*Listed records*
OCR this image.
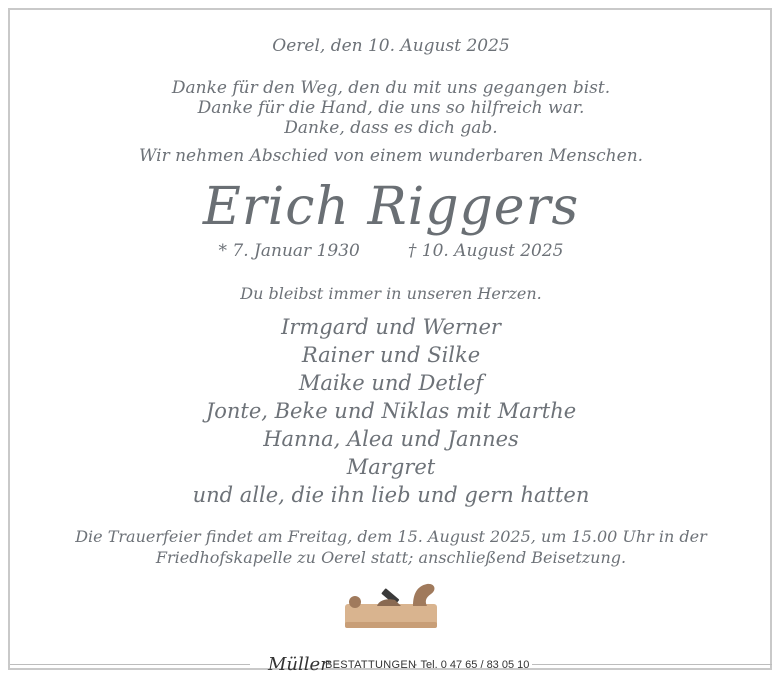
Oerel, den 10. August 2025
Danke für den Weg, den du mit uns gegangen bist.
Danke für die Hand, die uns so hilfreich war.
Danke, dass es dich gab.
Wir nehmen Abschied von einem wunderbaren Menschen.
Erich Riggers
* 7. Januar 1930	† 10. August 2025
Du bleibst immer in unseren Herzen.
Irmgard und Werner
Rainer und Silke
Maike und Detlef
Jonte, Beke und Niklas mit Marthe
Hanna, Alea und Jannes
Margret
und alle, die ihn lieb und gern hatten
Die Trauerfeier findet am Freitag, dem 15. August 2025, um 15.00 Uhr in der
Friedhofskapelle zu Oerel statt; anschließend Beisetzung.
Müller
BESTATTUNGEN
· Tel. 0 47 65 / 83 05 10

*Problem statement*
Output all the records, word for word, with no pictures in the copy.

*Exercise answer*
OCR this image.
Oerel, den 10. August 2025
Danke für den Weg, den du mit uns gegangen bist.
Danke für die Hand, die uns so hilfreich war.
Danke, dass es dich gab.
Wir nehmen Abschied von einem wunderbaren Menschen.
Erich Riggers
* 7. Januar 1930	† 10. August 2025
Du bleibst immer in unseren Herzen.
Irmgard und Werner
Rainer und Silke
Maike und Detlef
Jonte, Beke und Niklas mit Marthe
Hanna, Alea und Jannes
Margret
und alle, die ihn lieb und gern hatten
Die Trauerfeier findet am Freitag, dem 15. August 2025, um 15.00 Uhr in der
Friedhofskapelle zu Oerel statt; anschließend Beisetzung.
Müller
BESTATTUNGEN
· Tel. 0 47 65 / 83 05 10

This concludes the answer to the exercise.